(Saved entries)
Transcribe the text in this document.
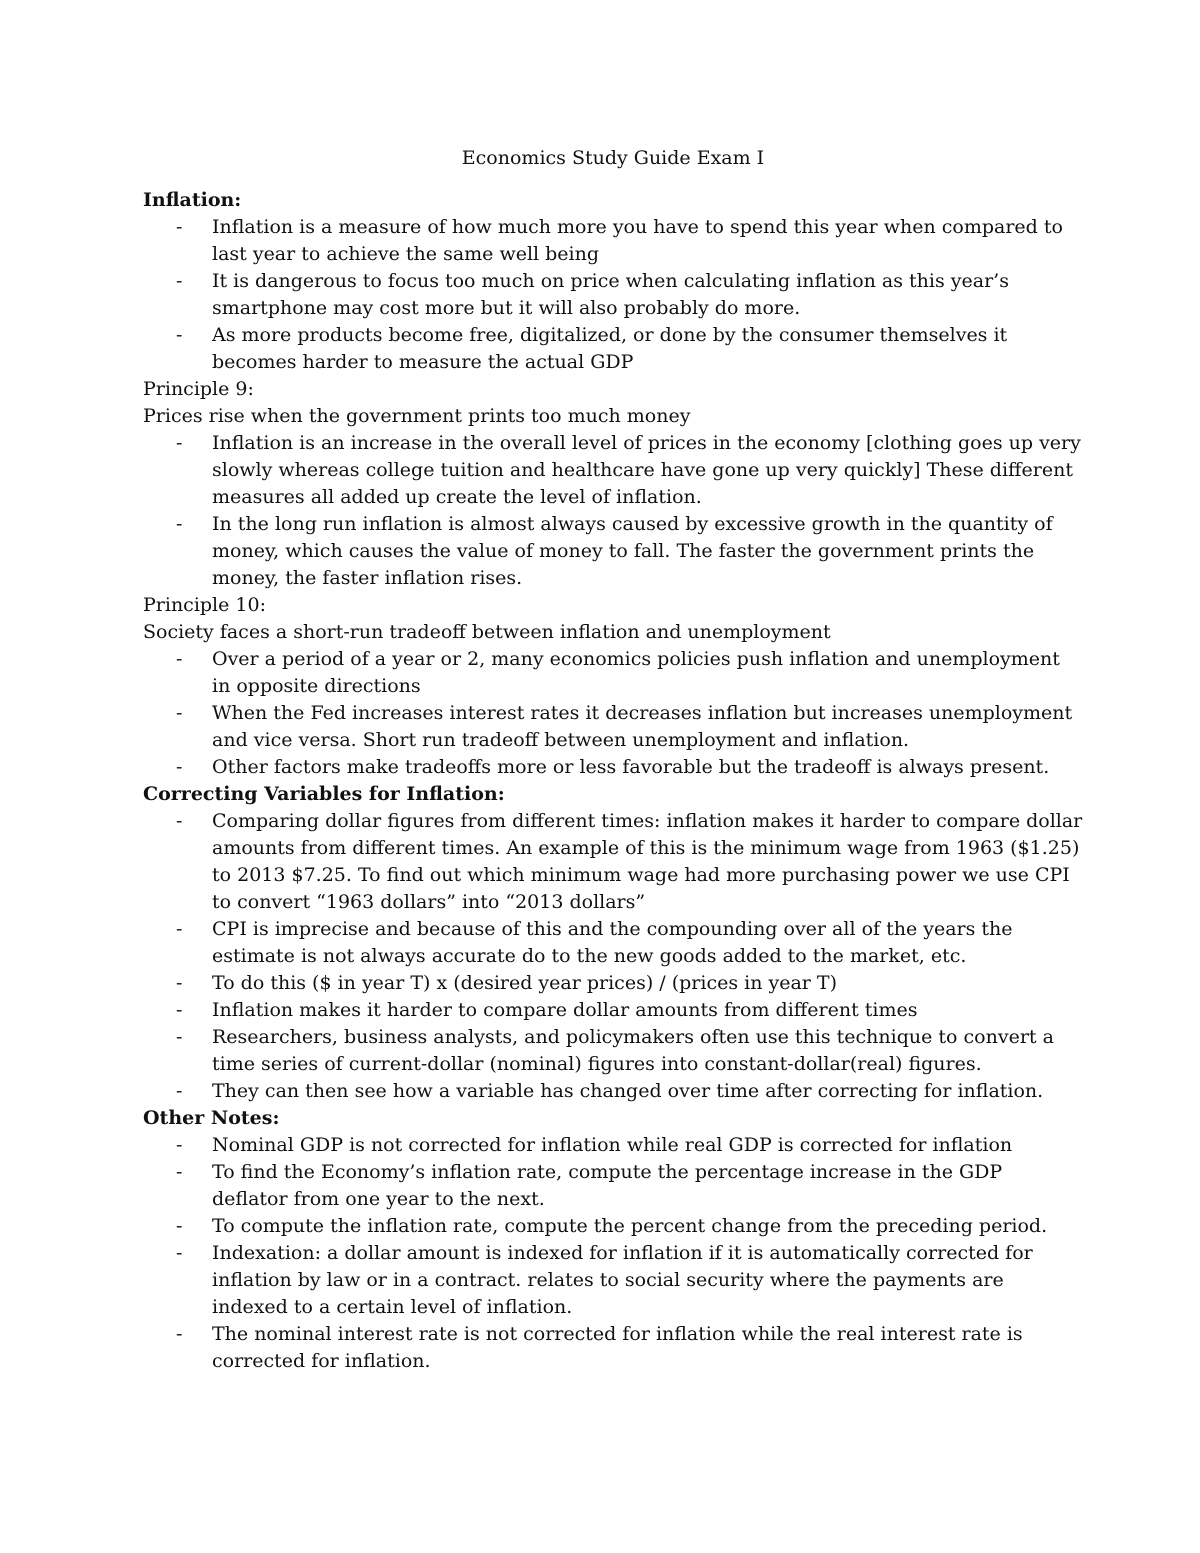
Economics Study Guide Exam I
Inflation:
- Inflation is a measure of how much more you have to spend this year when compared to last year to achieve the same well being
- It is dangerous to focus too much on price when calculating inflation as this year’s smartphone may cost more but it will also probably do more.
- As more products become free, digitalized, or done by the consumer themselves it becomes harder to measure the actual GDP
Principle 9:
Prices rise when the government prints too much money
- Inflation is an increase in the overall level of prices in the economy [clothing goes up very slowly whereas college tuition and healthcare have gone up very quickly] These different measures all added up create the level of inflation.
- In the long run inflation is almost always caused by excessive growth in the quantity of money, which causes the value of money to fall. The faster the government prints the money, the faster inflation rises.
Principle 10:
Society faces a short-run tradeoff between inflation and unemployment
- Over a period of a year or 2, many economics policies push inflation and unemployment in opposite directions
- When the Fed increases interest rates it decreases inflation but increases unemployment and vice versa. Short run tradeoff between unemployment and inflation.
- Other factors make tradeoffs more or less favorable but the tradeoff is always present.
Correcting Variables for Inflation:
- Comparing dollar figures from different times: inflation makes it harder to compare dollar amounts from different times. An example of this is the minimum wage from 1963 ($1.25) to 2013 $7.25. To find out which minimum wage had more purchasing power we use CPI to convert “1963 dollars” into “2013 dollars”
- CPI is imprecise and because of this and the compounding over all of the years the estimate is not always accurate do to the new goods added to the market, etc.
- To do this ($ in year T) x (desired year prices) / (prices in year T)
- Inflation makes it harder to compare dollar amounts from different times
- Researchers, business analysts, and policymakers often use this technique to convert a time series of current-dollar (nominal) figures into constant-dollar(real) figures.
- They can then see how a variable has changed over time after correcting for inflation.
Other Notes:
- Nominal GDP is not corrected for inflation while real GDP is corrected for inflation
- To find the Economy’s inflation rate, compute the percentage increase in the GDP deflator from one year to the next.
- To compute the inflation rate, compute the percent change from the preceding period.
- Indexation: a dollar amount is indexed for inflation if it is automatically corrected for inflation by law or in a contract. relates to social security where the payments are indexed to a certain level of inflation.
- The nominal interest rate is not corrected for inflation while the real interest rate is corrected for inflation.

**SET TASK**
Pull out every line in the material above where "unemployment" occurs.

**FINISHED EXERCISE**
Society faces a short-run tradeoff between inflation and unemployment
- Over a period of a year or 2, many economics policies push inflation and unemployment in opposite directions
- When the Fed increases interest rates it decreases inflation but increases unemployment and vice versa. Short run tradeoff between unemployment and inflation.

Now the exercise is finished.